_Problem details:_ Identify each line in the records below that contains the word "final", and copy it.

_Dataset entries:_
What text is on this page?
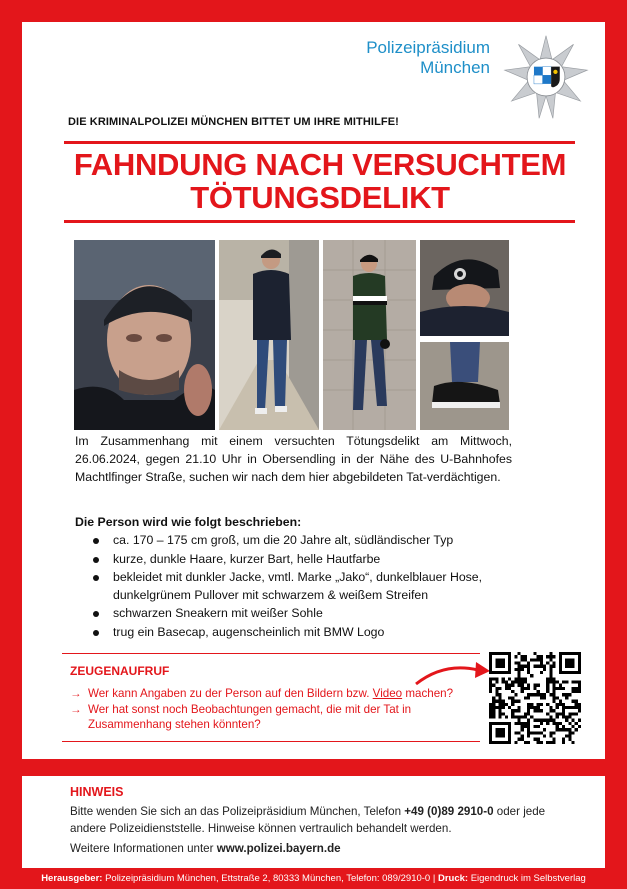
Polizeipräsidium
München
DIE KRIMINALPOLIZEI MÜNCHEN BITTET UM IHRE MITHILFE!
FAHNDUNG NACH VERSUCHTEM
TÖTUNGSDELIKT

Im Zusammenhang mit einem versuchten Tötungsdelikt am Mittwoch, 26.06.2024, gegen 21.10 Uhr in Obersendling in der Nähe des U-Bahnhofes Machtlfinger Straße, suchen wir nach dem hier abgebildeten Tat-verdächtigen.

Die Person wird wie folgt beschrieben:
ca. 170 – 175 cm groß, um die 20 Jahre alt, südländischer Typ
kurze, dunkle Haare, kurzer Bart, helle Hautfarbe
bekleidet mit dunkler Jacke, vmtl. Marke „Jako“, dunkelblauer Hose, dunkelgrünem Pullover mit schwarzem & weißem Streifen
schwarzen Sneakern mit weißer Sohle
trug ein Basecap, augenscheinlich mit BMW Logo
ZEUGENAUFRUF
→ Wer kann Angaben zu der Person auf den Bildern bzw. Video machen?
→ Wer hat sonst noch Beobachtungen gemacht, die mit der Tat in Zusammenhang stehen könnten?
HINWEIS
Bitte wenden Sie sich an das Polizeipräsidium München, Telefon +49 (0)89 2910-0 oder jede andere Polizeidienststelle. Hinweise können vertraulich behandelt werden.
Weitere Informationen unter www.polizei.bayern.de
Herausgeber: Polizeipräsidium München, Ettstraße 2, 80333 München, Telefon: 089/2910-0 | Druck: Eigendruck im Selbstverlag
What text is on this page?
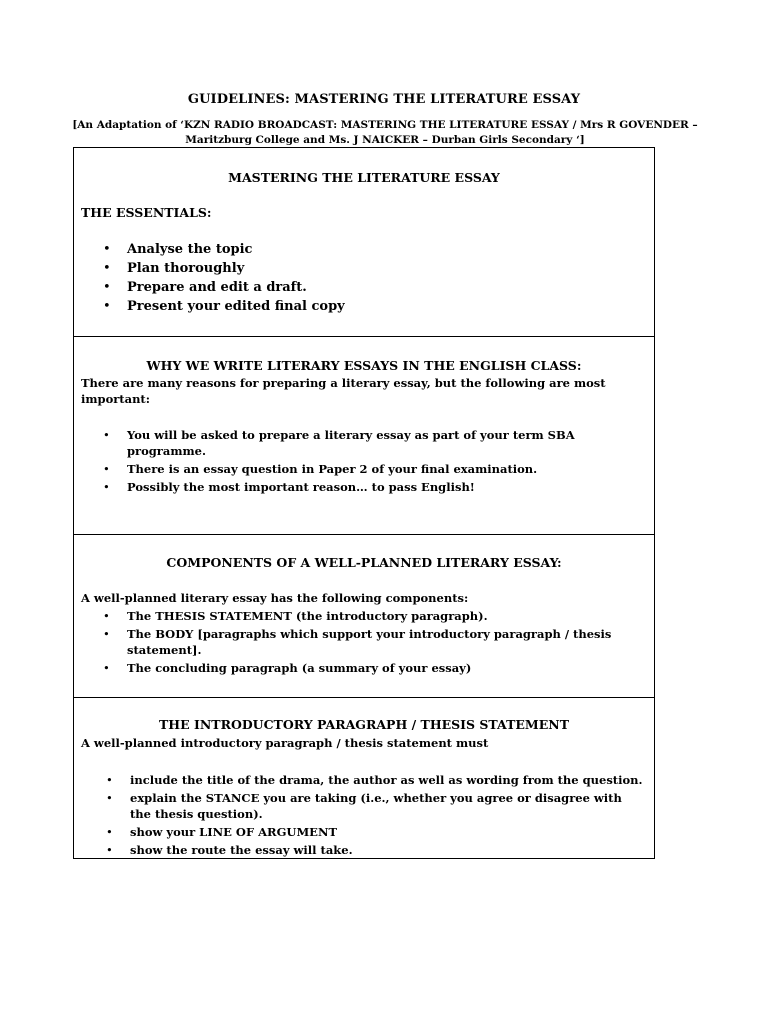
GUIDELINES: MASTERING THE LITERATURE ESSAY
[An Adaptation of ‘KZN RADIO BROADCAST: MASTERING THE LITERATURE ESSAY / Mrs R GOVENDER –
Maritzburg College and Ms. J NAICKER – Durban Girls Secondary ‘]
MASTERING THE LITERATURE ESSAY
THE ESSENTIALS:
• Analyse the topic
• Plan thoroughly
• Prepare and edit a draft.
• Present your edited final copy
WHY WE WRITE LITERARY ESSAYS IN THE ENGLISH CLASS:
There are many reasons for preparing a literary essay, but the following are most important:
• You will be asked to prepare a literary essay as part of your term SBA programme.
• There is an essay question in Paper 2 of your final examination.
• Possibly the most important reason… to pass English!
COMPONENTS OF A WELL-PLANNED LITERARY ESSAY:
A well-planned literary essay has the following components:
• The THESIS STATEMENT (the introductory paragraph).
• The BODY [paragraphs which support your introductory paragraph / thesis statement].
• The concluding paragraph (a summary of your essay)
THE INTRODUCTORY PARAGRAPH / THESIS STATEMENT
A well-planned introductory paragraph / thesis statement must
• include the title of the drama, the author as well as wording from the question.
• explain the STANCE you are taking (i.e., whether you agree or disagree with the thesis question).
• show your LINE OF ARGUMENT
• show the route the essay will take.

_Answer to the task:_
• Present your edited final copy
• There is an essay question in Paper 2 of your final examination.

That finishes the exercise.